(Stored data)
#####

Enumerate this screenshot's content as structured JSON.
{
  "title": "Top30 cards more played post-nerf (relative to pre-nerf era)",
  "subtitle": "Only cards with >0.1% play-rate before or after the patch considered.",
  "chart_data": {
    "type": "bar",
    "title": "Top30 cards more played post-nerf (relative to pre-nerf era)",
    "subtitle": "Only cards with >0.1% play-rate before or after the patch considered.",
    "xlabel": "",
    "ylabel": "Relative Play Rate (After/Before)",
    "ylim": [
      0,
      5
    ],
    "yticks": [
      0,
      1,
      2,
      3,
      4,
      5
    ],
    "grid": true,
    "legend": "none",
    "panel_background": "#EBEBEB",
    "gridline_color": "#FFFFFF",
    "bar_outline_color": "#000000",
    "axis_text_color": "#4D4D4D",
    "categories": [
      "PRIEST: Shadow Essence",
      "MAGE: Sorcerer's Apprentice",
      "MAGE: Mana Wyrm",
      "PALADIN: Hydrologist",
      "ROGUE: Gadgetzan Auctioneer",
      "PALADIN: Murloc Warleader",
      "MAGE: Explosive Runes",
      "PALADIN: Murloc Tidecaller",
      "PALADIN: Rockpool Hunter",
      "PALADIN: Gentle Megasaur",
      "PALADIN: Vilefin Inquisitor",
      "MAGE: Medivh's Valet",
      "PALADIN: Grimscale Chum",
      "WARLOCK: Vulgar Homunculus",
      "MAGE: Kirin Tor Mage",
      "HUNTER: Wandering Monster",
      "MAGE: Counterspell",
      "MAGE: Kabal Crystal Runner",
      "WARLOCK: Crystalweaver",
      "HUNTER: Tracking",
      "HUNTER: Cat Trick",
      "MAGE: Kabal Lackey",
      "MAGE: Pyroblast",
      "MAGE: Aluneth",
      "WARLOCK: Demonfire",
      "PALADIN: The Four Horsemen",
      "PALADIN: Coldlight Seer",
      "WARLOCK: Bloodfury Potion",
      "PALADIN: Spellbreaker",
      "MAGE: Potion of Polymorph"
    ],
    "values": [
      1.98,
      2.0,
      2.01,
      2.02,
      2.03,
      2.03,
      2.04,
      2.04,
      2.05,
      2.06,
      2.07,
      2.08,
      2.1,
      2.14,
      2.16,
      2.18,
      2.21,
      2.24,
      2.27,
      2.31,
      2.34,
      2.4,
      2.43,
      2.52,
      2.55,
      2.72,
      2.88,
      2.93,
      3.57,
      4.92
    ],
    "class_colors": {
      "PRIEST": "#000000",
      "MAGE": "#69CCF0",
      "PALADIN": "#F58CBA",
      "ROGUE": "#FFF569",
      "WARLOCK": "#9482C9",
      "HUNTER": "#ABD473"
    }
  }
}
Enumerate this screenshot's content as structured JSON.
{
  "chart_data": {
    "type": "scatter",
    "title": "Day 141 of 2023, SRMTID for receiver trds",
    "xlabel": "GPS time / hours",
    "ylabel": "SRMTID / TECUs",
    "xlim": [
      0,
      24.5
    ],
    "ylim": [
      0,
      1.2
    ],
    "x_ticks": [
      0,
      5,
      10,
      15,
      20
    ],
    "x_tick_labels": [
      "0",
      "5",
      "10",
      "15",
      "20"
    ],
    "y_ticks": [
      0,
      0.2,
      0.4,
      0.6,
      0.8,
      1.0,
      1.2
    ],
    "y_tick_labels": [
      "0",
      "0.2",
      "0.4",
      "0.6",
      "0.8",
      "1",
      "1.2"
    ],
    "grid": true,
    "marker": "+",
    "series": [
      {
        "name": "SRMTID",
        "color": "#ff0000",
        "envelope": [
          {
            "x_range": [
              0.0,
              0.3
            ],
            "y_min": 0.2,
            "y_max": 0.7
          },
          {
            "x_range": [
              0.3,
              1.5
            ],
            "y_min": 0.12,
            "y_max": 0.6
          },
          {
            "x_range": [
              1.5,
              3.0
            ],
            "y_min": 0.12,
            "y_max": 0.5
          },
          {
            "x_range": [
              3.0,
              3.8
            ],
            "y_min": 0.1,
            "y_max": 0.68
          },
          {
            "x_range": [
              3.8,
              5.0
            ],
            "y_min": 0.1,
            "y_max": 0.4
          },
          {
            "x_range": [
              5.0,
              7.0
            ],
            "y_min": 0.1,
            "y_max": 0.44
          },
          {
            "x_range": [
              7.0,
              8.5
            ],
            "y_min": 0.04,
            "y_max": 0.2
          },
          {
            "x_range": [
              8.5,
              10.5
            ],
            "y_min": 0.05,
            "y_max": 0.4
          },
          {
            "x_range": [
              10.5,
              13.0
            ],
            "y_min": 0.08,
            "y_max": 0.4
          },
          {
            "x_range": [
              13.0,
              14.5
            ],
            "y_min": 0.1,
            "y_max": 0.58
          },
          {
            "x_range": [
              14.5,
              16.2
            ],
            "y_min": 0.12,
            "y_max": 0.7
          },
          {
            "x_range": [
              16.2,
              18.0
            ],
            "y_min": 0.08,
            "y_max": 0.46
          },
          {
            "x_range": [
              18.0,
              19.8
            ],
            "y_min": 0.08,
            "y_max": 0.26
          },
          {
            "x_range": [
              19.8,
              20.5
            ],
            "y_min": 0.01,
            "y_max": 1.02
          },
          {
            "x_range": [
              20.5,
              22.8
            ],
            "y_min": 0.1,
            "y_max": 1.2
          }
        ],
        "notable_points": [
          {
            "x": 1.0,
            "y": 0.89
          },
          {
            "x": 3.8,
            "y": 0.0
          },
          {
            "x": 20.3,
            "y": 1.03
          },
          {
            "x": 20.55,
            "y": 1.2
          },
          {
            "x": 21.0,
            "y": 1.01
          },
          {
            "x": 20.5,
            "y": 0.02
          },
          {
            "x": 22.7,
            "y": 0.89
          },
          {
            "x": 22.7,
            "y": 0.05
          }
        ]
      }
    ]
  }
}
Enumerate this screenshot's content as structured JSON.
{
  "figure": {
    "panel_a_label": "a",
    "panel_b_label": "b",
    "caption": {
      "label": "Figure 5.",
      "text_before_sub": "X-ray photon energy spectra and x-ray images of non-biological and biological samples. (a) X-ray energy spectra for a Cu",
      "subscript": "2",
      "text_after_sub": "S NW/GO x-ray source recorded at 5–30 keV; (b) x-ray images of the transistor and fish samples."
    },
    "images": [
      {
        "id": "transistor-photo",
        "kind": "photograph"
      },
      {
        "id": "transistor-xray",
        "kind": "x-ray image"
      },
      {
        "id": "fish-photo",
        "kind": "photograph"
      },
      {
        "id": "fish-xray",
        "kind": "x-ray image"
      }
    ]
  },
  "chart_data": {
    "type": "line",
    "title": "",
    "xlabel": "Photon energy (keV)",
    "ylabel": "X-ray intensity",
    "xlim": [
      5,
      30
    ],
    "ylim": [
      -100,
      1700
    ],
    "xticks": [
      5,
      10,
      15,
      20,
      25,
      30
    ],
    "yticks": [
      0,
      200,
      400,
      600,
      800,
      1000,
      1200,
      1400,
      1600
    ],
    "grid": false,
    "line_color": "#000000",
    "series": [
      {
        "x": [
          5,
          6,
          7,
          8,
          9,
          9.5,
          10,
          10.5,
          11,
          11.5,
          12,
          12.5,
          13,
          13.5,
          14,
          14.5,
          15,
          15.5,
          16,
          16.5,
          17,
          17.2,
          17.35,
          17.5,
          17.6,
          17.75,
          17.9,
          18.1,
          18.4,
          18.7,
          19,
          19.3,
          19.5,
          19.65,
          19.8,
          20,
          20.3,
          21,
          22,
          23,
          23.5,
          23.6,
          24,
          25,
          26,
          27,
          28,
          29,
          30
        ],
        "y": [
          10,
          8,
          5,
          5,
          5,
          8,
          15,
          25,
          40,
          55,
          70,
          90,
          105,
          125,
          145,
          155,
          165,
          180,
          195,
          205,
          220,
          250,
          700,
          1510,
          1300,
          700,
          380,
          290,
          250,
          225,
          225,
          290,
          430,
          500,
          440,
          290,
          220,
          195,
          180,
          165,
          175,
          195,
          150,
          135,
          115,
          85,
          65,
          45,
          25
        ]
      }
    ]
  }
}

#####

_Task_:
Using the records given above, list every line that includes the word "considered".

_Task solution_:
  "subtitle": "Only cards with >0.1% play-rate before or after the patch considered.",
    "subtitle": "Only cards with >0.1% play-rate before or after the patch considered.",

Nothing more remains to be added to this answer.